**GIVEN REQUEST 1:** According to the passage on subjective questions, what do great subjective questions inspire?

**TEXT TO READ:**
++++++++++++++++++++

Insisting on objectivity is fine for computing and mathematics. But once you get past the hard(ish) sciences, you veer towards the much softer social sciences. There are experts in these fields, but they are by definition, not exact. In fact, most academic fields don’t have objective answers. Topics like economics, engineering, the arts, literature, and social sciences don’t exactly have correct and incorrect answers. There is a growing list of proposals about increasingly subjective topics, and we believe many of them are going to make great Stack Exchange sites!

Fields Arranged by Purity

That’s where the problem starts.

We never claimed that subjective questions were horrible abominations that should never be asked. We simply choose to forego those subjective discussions, as there were dozens upon dozens of forums which already catered to them. ...

Guidelines for Great Subjective Questions

  1. Great subjective questions inspire answers that explain “why” and “how”. ...

++++++++++++++++++++

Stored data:
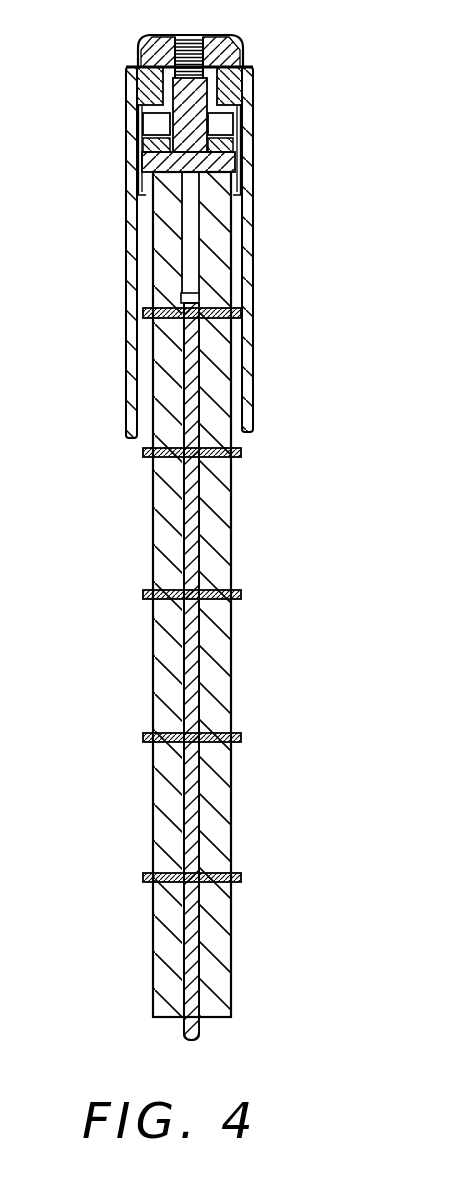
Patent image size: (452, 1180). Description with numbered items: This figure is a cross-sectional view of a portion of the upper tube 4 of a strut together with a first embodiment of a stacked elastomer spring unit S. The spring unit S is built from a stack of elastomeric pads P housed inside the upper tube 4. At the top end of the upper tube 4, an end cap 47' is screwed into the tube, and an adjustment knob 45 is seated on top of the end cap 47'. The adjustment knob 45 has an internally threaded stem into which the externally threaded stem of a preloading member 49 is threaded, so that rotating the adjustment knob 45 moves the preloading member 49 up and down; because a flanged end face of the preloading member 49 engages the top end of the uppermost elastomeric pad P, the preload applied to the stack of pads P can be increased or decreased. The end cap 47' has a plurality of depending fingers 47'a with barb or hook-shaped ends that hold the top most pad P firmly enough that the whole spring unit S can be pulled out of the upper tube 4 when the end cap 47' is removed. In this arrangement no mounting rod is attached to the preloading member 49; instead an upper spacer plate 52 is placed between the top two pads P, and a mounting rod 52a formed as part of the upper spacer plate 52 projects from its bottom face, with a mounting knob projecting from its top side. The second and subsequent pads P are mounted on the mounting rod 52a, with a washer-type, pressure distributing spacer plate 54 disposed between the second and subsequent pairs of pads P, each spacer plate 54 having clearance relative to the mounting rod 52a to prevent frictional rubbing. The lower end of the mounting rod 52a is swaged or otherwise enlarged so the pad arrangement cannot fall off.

The upper tube 4 is at (127, 388).
The adjustment knob 45 is at (235, 46).
The end cap 47' is at (158, 63).
The depending fingers 47'a is at (139, 205).
The preloading member 49 is at (240, 168).
The upper spacer plate 52 is at (240, 313).
The mounting rod 52a is at (186, 1031).
The pressure distributing spacer plate 54 is at (240, 741).
The spring unit S is at (249, 493).
The elastomeric pads P is at (152, 656).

++++++++++++++++++++

**GIVEN REQUEST 2:** Print the listing of redrawn technical figures from its start through the line containing "The depending fingers 47'a is at (139, 205).", including that line, and omit the pictures.

**WRITTEN REPLY 1:** Answers that explain "why" and "how."

**WRITTEN REPLY 2:**
Patent image size: (452, 1180). Description with numbered items: This figure is a cross-sectional view of a portion of the upper tube 4 of a strut together with a first embodiment of a stacked elastomer spring unit S. The spring unit S is built from a stack of elastomeric pads P housed inside the upper tube 4. At the top end of the upper tube 4, an end cap 47' is screwed into the tube, and an adjustment knob 45 is seated on top of the end cap 47'. The adjustment knob 45 has an internally threaded stem into which the externally threaded stem of a preloading member 49 is threaded, so that rotating the adjustment knob 45 moves the preloading member 49 up and down; because a flanged end face of the preloading member 49 engages the top end of the uppermost elastomeric pad P, the preload applied to the stack of pads P can be increased or decreased. The end cap 47' has a plurality of depending fingers 47'a with barb or hook-shaped ends that hold the top most pad P firmly enough that the whole spring unit S can be pulled out of the upper tube 4 when the end cap 47' is removed. In this arrangement no mounting rod is attached to the preloading member 49; instead an upper spacer plate 52 is placed between the top two pads P, and a mounting rod 52a formed as part of the upper spacer plate 52 projects from its bottom face, with a mounting knob projecting from its top side. The second and subsequent pads P are mounted on the mounting rod 52a, with a washer-type, pressure distributing spacer plate 54 disposed between the second and subsequent pairs of pads P, each spacer plate 54 having clearance relative to the mounting rod 52a to prevent frictional rubbing. The lower end of the mounting rod 52a is swaged or otherwise enlarged so the pad arrangement cannot fall off.

The upper tube 4 is at (127, 388).
The adjustment knob 45 is at (235, 46).
The end cap 47' is at (158, 63).
The depending fingers 47'a is at (139, 205).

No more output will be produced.